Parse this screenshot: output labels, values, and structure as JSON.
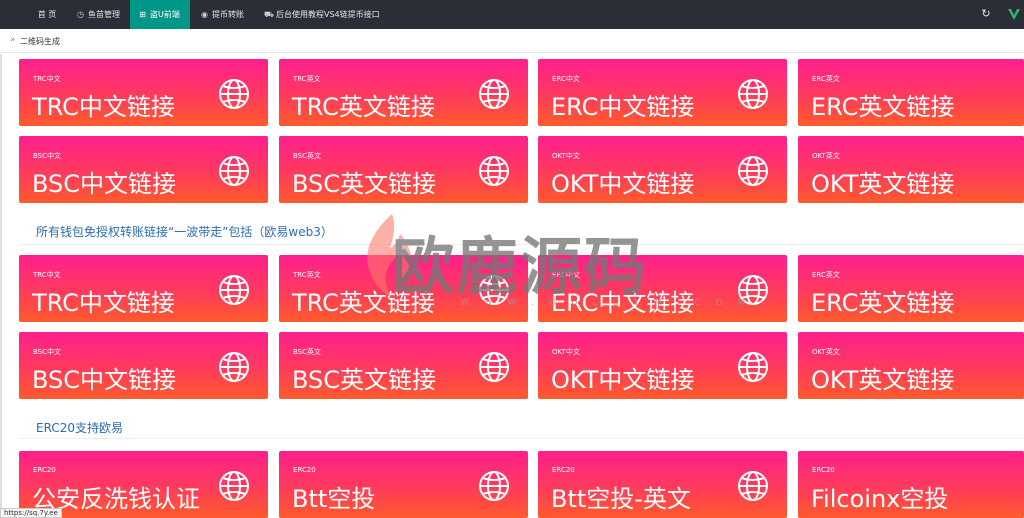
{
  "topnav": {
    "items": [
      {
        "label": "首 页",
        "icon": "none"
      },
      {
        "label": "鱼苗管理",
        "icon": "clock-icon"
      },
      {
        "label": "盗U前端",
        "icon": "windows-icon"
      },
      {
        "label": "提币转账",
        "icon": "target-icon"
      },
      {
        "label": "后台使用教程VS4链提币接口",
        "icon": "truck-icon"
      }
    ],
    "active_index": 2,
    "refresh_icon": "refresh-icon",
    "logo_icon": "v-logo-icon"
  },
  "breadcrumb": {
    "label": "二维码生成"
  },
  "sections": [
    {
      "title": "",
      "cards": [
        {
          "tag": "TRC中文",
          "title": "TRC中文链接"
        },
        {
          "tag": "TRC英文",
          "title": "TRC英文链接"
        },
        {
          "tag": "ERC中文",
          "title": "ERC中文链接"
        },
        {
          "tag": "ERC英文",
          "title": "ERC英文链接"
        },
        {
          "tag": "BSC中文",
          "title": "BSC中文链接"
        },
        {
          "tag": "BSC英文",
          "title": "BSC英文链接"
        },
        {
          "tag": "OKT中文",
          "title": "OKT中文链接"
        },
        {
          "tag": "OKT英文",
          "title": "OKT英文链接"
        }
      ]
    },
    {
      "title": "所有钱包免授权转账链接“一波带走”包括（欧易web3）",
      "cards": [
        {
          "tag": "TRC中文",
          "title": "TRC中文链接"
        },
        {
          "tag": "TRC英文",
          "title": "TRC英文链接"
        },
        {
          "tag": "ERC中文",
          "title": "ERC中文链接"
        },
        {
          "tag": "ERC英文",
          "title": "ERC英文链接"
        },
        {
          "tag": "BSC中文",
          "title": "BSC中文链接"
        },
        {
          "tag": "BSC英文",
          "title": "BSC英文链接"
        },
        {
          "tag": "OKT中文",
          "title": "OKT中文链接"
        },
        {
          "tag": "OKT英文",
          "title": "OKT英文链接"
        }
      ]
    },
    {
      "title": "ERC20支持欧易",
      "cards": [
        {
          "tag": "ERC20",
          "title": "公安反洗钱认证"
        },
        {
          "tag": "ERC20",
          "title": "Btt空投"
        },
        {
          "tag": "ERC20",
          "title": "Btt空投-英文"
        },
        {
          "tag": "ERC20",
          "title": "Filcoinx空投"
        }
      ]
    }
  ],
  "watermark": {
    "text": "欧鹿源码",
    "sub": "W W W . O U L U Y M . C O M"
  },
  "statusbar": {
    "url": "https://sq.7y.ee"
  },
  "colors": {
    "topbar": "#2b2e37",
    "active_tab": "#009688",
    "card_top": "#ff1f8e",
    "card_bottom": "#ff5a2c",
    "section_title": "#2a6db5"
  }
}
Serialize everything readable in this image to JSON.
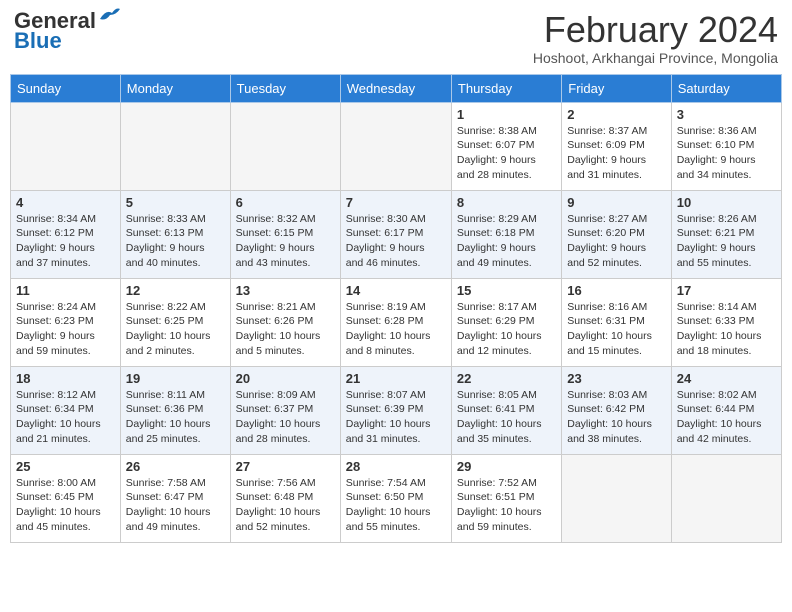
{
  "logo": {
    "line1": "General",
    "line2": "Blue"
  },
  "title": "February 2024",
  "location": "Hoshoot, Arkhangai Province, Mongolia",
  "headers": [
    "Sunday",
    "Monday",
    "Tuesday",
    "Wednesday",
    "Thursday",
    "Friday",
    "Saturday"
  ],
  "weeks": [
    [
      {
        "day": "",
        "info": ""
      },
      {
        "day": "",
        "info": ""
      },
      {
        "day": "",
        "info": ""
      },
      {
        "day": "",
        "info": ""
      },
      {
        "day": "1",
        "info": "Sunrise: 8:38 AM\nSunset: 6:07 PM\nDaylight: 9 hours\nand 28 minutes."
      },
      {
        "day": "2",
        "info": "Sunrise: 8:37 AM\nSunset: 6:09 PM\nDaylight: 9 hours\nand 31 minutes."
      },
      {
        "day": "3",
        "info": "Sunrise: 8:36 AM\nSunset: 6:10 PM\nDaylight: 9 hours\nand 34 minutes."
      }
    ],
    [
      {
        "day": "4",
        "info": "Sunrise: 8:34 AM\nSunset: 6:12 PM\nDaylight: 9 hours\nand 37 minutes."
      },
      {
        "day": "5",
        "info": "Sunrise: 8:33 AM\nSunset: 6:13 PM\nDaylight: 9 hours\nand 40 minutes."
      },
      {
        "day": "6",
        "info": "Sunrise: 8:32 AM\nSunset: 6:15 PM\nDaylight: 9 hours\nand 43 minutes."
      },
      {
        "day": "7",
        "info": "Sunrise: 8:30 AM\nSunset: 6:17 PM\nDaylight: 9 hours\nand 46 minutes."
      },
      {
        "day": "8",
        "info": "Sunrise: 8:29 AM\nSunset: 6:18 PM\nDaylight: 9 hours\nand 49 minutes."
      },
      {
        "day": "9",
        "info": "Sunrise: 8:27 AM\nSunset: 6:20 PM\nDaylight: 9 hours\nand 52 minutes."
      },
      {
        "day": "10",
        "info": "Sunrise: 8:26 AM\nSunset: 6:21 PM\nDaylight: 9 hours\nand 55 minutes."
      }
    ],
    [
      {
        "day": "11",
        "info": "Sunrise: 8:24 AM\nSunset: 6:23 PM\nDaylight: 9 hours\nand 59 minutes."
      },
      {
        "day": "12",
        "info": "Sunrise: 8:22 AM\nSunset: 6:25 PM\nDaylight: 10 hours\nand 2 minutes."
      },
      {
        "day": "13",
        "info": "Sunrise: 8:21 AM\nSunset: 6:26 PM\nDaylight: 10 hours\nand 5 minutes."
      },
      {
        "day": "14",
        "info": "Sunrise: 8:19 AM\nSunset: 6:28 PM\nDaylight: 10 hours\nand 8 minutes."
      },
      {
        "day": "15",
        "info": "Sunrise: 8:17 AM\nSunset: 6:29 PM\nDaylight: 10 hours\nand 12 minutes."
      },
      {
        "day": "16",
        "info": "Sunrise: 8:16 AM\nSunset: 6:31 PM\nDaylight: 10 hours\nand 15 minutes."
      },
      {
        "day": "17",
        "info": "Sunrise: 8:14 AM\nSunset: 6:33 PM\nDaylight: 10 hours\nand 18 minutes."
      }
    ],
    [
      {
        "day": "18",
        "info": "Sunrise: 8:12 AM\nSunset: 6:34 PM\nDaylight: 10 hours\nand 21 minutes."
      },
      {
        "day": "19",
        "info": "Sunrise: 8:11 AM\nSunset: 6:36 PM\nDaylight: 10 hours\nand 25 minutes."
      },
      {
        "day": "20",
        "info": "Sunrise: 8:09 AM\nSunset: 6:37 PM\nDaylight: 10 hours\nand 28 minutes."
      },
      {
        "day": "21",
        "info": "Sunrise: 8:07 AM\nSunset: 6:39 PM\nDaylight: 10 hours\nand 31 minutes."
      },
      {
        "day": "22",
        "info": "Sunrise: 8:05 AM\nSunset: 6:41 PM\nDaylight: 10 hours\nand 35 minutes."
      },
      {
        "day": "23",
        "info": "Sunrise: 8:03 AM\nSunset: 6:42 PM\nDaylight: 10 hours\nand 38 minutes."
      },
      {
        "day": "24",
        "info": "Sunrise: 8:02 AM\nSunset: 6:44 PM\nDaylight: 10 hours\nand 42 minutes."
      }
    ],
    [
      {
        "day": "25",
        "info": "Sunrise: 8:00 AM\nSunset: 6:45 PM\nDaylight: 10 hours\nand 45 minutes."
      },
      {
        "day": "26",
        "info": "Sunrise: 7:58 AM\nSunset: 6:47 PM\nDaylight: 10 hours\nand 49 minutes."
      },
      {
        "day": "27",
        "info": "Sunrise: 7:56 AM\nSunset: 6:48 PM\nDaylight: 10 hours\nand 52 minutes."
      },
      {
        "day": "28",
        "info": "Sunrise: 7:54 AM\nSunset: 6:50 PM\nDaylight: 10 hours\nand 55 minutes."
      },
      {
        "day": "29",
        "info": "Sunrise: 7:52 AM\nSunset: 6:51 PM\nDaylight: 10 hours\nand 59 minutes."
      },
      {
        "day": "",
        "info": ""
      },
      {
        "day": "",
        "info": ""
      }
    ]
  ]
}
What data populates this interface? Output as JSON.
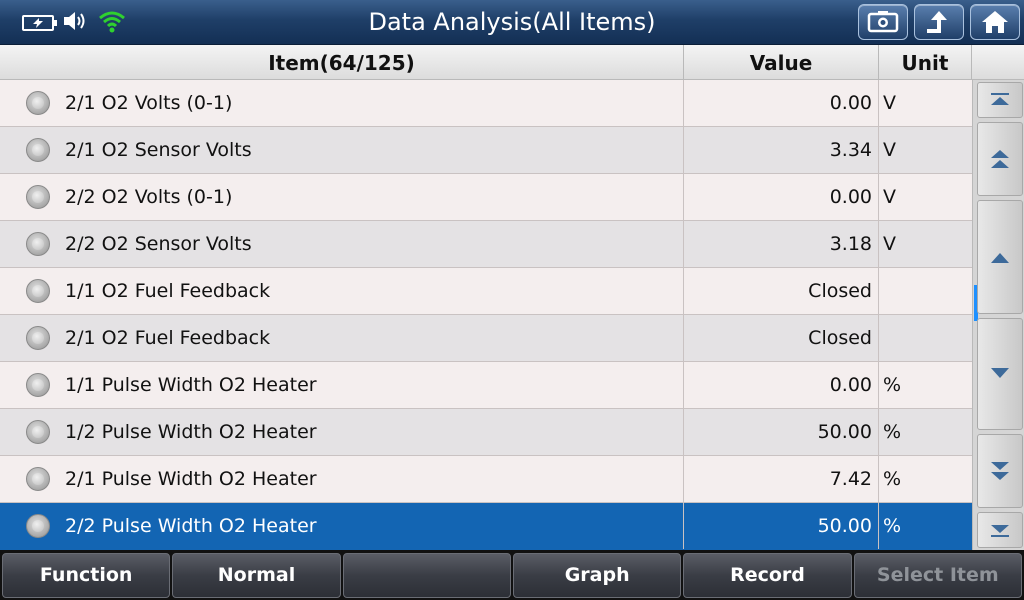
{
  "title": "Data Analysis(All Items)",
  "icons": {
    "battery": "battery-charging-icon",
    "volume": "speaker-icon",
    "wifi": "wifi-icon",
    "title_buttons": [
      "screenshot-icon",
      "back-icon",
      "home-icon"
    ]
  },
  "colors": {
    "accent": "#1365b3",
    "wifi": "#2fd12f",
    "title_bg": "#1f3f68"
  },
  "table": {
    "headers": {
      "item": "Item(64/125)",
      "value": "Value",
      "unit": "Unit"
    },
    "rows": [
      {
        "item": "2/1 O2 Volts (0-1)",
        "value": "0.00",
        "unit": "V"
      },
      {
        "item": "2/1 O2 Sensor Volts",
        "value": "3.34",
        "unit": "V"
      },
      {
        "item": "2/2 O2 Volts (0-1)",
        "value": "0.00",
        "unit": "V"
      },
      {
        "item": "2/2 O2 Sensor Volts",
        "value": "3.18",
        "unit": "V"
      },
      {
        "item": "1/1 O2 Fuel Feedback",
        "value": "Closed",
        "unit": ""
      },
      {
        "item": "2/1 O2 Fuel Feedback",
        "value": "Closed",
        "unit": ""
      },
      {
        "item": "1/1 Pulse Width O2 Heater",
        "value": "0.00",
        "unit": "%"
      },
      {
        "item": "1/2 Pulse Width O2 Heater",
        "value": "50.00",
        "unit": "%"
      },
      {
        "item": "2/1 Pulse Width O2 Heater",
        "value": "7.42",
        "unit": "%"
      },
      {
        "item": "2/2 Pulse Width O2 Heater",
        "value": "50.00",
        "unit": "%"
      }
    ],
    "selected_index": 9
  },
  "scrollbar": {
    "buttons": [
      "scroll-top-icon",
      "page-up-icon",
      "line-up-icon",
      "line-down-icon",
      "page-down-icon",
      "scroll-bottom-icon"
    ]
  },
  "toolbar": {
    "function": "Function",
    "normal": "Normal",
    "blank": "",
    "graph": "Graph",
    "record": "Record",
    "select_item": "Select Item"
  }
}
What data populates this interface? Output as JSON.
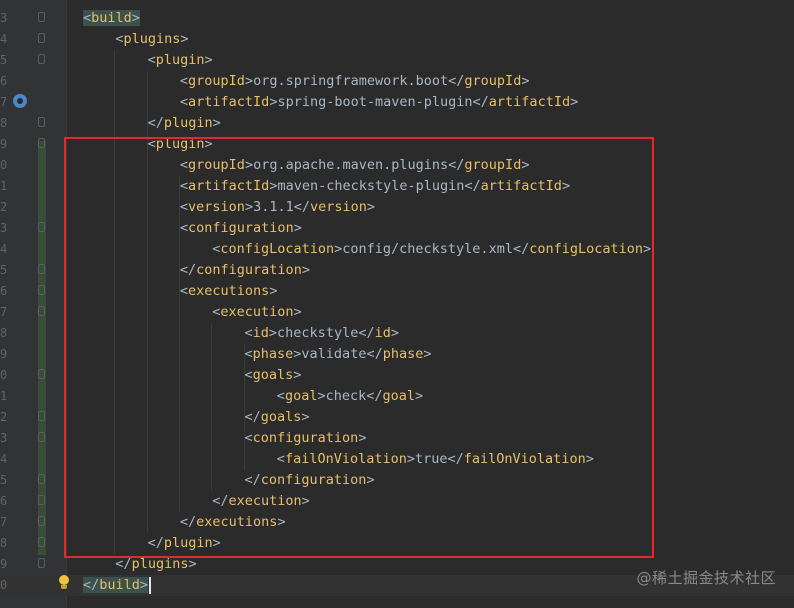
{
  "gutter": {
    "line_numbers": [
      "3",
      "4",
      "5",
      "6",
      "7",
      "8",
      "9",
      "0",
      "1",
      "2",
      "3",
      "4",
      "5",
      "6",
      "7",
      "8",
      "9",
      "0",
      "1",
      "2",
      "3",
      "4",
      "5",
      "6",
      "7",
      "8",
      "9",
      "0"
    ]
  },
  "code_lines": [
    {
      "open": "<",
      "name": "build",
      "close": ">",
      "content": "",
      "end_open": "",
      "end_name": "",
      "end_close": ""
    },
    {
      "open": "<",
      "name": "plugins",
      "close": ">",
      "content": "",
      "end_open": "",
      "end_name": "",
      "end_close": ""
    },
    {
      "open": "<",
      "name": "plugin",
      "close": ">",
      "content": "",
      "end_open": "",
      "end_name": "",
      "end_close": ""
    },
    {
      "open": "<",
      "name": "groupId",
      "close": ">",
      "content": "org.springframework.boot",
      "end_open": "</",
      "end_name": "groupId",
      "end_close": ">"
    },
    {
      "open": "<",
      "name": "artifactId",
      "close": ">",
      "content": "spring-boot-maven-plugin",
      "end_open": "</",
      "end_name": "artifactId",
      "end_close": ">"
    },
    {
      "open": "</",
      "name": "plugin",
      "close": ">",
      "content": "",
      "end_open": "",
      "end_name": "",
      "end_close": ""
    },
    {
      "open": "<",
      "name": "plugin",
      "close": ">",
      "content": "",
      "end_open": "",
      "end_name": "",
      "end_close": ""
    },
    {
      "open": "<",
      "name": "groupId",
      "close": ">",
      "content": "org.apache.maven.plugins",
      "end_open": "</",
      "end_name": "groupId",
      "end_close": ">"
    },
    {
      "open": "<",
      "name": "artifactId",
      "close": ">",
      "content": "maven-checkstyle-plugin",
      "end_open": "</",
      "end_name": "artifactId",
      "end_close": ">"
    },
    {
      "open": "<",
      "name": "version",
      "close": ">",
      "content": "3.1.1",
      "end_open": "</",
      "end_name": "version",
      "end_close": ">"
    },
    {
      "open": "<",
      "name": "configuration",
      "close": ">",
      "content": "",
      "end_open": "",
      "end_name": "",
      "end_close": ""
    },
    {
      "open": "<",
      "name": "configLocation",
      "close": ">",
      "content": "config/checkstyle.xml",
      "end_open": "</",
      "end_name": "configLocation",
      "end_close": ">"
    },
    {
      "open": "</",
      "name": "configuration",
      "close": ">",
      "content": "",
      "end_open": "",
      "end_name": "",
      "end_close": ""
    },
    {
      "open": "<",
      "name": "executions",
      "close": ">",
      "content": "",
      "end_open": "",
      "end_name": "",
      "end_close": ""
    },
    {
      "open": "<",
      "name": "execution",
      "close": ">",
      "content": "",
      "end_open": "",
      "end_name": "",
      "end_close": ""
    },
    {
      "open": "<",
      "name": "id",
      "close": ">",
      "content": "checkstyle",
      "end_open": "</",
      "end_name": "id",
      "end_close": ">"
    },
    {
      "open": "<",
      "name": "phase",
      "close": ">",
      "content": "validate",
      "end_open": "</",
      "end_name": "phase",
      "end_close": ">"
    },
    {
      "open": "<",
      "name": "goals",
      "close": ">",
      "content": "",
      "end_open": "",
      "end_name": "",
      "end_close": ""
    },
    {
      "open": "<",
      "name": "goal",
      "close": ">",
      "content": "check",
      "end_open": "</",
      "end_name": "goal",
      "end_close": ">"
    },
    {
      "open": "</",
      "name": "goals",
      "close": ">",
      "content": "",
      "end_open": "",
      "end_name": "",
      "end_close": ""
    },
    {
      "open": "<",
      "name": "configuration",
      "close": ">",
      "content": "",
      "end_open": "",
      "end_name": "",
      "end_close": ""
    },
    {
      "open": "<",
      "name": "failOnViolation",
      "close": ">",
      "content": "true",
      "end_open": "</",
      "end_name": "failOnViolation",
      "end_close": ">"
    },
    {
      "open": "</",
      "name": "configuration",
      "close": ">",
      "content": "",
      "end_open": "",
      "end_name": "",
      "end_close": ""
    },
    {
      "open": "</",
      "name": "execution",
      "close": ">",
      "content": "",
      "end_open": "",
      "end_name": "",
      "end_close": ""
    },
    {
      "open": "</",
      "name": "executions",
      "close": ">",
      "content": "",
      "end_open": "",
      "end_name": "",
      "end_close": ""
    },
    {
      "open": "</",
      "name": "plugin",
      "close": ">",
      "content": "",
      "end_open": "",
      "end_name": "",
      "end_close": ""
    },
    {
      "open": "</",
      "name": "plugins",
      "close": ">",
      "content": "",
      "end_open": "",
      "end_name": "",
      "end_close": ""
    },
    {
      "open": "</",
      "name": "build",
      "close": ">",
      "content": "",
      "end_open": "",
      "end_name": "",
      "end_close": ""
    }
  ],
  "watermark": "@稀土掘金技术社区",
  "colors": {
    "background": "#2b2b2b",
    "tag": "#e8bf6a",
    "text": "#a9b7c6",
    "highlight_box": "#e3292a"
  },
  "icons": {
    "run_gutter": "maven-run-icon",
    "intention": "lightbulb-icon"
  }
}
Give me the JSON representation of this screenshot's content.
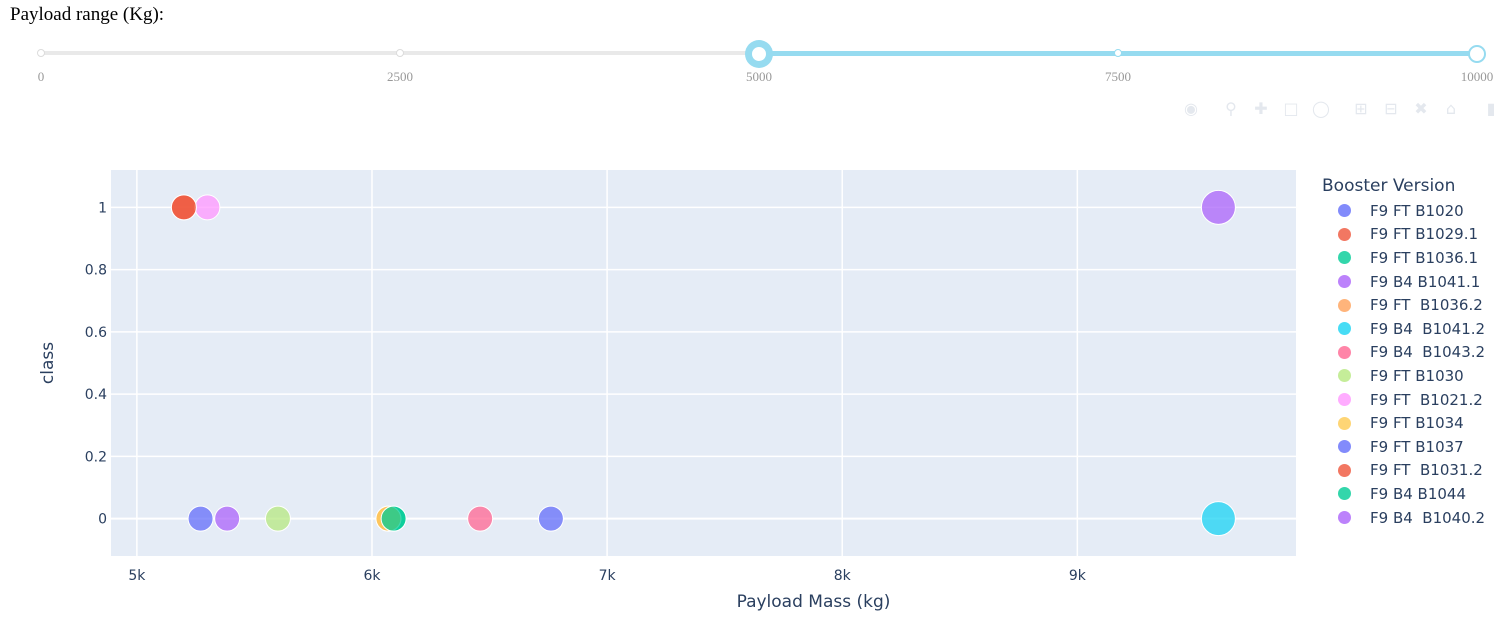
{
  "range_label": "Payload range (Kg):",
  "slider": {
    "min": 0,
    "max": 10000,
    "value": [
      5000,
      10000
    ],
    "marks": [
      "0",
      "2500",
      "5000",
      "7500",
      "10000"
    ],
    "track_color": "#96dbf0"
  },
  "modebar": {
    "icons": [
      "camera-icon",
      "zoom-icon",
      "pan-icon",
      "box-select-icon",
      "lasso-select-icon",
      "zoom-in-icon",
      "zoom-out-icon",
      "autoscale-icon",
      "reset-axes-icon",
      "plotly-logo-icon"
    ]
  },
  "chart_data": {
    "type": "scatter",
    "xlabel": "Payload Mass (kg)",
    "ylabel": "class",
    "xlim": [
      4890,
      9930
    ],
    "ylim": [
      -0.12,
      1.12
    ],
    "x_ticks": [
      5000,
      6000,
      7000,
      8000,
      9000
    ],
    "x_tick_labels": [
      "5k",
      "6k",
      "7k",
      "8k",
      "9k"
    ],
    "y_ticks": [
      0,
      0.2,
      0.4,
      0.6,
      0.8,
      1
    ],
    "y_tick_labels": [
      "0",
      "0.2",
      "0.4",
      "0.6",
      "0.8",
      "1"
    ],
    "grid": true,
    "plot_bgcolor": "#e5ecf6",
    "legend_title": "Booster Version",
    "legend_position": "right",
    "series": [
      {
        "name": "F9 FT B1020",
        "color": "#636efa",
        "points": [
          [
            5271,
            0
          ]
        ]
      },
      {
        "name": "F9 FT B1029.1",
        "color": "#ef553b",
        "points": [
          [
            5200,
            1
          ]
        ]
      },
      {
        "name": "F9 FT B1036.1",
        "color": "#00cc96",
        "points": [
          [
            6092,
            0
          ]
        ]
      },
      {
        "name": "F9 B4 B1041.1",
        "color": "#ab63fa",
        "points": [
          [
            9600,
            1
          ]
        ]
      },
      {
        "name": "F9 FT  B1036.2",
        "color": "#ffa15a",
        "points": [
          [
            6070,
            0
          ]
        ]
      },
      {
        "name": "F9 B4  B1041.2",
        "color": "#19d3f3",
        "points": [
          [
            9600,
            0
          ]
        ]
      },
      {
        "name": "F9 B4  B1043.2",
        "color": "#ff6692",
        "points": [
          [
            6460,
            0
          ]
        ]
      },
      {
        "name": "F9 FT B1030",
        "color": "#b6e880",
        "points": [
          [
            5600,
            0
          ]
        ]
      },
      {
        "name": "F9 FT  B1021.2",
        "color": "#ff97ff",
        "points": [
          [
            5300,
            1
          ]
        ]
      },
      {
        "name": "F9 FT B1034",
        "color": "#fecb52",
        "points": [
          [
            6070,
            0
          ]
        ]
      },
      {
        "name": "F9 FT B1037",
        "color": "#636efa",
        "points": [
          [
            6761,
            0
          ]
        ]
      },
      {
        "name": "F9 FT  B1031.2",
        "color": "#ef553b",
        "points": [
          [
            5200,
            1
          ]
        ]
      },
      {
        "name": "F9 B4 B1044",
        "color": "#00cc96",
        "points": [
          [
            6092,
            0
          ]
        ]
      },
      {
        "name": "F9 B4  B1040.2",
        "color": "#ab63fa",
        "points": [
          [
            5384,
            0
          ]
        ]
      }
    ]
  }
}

----------------

From the entries above, extract each line containing "Fuel".

[Full response]
        "item": "1/1 O2 Fuel Feedback",
        "item": "2/1 O2 Fuel Feedback",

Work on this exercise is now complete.